**Task brief:** Using the entries below, quote exactly the span of lines that begins with the line containing "Give me a plain-text" and ends with the final line.

::: Exercise input :::

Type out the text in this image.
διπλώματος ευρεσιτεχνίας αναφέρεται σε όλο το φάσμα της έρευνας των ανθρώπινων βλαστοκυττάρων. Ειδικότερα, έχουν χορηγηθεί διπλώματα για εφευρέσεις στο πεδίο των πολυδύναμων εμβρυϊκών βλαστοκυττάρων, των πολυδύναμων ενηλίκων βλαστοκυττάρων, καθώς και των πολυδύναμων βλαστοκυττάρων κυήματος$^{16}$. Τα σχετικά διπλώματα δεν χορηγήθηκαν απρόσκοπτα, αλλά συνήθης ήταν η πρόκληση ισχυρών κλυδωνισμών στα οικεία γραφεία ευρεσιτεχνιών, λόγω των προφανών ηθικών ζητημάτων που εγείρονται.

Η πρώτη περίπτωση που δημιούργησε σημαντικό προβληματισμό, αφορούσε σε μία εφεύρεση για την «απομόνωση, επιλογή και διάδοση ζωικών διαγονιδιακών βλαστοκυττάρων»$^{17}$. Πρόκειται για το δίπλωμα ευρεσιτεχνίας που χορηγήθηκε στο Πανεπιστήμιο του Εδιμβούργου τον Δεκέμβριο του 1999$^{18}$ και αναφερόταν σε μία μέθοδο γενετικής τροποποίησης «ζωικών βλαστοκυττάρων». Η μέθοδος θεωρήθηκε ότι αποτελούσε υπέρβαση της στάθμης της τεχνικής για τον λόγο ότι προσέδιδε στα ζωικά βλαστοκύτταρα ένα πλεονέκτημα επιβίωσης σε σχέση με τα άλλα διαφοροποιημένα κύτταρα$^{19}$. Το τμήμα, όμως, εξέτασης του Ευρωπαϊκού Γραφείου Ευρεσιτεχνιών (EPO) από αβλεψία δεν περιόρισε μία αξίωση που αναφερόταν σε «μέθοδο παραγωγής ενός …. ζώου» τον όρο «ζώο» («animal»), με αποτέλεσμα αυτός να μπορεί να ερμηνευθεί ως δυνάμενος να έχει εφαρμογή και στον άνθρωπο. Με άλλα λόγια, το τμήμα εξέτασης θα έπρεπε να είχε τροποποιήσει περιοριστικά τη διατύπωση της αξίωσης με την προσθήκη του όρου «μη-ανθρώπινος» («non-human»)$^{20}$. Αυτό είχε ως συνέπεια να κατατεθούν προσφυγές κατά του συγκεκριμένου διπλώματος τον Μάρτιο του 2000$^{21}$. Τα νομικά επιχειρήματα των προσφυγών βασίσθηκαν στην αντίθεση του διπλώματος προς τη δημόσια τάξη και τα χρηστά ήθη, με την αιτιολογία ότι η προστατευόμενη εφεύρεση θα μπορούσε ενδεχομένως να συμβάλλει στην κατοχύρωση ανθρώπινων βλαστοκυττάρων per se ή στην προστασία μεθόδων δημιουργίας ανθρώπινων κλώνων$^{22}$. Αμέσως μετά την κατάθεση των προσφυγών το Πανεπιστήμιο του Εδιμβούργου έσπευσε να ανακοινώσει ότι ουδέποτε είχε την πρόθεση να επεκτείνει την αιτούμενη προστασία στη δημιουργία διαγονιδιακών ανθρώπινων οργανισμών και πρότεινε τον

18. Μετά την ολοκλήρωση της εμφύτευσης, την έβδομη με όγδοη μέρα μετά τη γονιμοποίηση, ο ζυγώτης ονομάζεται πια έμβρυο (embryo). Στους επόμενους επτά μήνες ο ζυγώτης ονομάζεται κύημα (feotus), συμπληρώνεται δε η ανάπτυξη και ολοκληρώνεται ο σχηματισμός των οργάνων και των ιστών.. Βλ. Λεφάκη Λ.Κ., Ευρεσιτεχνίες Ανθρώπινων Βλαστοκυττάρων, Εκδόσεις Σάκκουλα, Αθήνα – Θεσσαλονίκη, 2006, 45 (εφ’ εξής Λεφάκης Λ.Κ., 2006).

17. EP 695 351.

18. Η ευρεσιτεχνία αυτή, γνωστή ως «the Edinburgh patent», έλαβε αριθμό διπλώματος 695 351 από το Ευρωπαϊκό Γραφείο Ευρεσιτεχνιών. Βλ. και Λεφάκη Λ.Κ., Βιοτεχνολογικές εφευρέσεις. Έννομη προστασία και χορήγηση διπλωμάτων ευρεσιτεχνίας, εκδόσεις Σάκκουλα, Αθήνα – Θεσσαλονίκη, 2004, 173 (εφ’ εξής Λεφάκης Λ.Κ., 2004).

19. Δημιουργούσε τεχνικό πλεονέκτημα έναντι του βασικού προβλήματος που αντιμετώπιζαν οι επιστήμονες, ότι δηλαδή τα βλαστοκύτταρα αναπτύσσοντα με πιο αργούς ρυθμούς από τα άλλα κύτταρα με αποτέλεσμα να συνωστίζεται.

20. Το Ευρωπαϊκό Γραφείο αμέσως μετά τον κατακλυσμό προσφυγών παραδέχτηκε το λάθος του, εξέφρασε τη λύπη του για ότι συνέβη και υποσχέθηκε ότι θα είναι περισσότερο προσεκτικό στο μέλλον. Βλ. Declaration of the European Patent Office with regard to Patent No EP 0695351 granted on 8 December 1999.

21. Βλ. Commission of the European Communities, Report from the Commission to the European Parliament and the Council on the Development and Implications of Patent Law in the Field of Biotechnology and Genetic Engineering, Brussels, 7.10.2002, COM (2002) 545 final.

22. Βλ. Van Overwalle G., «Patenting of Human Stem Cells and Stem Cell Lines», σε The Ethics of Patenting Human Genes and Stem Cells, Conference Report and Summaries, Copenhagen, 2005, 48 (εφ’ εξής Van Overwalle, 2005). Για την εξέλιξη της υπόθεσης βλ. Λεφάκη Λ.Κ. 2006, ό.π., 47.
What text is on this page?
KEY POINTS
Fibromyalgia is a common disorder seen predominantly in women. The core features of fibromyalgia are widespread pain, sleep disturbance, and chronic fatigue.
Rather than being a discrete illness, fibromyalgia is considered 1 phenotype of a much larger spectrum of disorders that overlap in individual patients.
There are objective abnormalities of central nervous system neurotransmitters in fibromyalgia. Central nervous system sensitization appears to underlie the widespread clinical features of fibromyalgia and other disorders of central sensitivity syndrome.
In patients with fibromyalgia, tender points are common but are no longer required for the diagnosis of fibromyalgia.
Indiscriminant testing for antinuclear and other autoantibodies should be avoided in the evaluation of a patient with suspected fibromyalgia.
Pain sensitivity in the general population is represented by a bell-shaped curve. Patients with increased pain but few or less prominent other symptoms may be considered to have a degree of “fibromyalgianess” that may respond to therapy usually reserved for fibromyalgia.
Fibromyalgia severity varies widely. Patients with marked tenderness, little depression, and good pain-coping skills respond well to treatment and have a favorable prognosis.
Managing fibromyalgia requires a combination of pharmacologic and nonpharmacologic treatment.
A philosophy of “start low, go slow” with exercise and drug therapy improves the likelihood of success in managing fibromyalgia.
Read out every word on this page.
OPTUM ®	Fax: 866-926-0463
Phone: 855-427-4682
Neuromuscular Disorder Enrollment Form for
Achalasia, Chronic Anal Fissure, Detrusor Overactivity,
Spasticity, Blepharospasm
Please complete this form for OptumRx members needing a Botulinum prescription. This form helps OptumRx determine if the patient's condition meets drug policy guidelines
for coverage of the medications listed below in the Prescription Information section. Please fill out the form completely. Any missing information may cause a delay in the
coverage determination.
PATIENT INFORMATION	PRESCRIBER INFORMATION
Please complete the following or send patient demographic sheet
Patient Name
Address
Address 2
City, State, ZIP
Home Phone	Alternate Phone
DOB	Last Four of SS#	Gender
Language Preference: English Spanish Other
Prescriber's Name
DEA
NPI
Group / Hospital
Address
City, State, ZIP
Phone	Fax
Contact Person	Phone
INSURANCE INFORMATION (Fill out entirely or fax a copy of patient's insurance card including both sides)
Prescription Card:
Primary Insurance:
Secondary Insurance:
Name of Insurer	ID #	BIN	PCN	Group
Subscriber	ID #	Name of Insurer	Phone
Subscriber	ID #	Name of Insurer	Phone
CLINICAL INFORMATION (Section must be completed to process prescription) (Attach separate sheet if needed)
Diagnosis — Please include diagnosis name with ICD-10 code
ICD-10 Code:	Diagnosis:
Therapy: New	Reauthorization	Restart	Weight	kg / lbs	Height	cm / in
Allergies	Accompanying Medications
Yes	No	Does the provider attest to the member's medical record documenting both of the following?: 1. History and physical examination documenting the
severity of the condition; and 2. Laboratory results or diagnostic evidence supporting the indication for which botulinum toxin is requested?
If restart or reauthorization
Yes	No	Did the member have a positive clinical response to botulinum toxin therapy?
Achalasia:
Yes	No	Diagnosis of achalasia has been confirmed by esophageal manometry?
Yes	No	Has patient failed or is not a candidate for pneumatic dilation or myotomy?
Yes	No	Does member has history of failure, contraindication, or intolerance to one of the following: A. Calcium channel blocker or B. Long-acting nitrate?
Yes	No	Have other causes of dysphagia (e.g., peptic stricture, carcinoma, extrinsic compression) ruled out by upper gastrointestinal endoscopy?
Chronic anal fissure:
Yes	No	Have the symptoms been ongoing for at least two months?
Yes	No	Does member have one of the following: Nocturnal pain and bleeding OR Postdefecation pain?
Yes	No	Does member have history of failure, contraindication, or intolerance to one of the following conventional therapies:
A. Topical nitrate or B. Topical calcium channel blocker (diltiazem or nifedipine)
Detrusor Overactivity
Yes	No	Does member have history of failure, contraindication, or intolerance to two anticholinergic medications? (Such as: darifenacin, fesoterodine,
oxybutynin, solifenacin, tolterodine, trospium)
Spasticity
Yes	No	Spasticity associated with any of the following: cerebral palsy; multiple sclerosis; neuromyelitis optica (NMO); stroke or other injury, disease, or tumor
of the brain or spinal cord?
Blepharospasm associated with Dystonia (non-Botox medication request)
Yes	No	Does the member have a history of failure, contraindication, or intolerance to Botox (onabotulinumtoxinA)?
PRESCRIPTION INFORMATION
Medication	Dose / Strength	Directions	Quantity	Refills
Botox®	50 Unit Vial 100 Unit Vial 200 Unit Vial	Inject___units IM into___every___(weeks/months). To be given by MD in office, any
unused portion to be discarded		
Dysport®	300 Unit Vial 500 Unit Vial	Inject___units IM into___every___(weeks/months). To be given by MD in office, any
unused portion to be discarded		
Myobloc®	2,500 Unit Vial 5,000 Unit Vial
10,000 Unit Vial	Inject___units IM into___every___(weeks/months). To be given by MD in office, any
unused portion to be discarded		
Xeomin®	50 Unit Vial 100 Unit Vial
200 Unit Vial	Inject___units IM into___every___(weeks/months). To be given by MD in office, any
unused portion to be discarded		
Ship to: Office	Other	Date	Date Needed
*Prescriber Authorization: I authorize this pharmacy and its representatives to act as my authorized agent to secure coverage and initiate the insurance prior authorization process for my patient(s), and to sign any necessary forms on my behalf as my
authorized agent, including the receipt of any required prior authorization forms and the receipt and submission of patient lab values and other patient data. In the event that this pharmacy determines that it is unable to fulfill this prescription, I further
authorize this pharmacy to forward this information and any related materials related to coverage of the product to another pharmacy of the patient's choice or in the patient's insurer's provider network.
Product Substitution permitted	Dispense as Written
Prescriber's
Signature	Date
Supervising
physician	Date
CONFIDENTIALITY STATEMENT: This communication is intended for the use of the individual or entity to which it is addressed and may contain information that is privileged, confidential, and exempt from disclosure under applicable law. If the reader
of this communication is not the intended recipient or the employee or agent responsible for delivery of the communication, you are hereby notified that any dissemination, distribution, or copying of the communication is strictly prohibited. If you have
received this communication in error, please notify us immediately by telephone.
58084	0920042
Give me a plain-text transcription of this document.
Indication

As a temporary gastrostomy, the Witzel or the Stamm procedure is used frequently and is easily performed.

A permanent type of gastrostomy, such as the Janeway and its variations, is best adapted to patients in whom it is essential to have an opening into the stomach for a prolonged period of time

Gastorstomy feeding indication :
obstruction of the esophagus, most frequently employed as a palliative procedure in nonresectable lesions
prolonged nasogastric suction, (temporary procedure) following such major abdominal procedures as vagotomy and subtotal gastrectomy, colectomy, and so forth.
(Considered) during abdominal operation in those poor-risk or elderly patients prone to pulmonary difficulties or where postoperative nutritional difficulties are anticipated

:::

**Task result:**
Give me a plain-text transcription of this document.
Indication

As a temporary gastrostomy, the Witzel or the Stamm procedure is used frequently and is easily performed.

A permanent type of gastrostomy, such as the Janeway and its variations, is best adapted to patients in whom it is essential to have an opening into the stomach for a prolonged period of time

Gastorstomy feeding indication :
obstruction of the esophagus, most frequently employed as a palliative procedure in nonresectable lesions
prolonged nasogastric suction, (temporary procedure) following such major abdominal procedures as vagotomy and subtotal gastrectomy, colectomy, and so forth.
(Considered) during abdominal operation in those poor-risk or elderly patients prone to pulmonary difficulties or where postoperative nutritional difficulties are anticipated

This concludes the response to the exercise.